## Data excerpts

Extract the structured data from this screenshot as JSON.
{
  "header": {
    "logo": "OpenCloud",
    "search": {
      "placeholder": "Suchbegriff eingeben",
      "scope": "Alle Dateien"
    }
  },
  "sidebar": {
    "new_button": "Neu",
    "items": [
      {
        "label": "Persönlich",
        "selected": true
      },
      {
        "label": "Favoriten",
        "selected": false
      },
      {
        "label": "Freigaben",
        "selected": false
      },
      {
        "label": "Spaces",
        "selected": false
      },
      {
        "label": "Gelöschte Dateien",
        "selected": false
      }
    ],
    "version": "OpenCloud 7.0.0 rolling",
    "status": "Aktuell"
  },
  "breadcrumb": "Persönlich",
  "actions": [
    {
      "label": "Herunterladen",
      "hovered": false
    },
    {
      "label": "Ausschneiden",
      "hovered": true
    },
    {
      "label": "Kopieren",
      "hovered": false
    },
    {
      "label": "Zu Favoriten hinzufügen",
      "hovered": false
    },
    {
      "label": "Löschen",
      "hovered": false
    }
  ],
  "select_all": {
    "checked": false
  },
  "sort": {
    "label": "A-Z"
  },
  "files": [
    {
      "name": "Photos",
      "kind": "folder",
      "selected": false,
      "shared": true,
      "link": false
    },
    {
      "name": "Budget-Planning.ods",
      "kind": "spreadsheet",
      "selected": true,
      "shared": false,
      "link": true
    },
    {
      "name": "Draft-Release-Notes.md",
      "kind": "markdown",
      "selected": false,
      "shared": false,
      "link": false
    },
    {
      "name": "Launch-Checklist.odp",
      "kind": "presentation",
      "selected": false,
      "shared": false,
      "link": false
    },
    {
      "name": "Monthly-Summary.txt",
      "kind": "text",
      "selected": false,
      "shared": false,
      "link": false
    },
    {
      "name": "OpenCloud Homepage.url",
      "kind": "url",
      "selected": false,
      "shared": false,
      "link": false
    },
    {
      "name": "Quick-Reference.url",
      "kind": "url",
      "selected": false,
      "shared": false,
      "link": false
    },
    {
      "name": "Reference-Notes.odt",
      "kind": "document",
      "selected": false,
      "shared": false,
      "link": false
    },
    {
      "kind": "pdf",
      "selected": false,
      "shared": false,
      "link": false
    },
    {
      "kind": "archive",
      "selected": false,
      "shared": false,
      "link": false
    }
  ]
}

## Stated task
Tell how many lines of the material above hold "Reference", answering with a bare number.

## Task result
2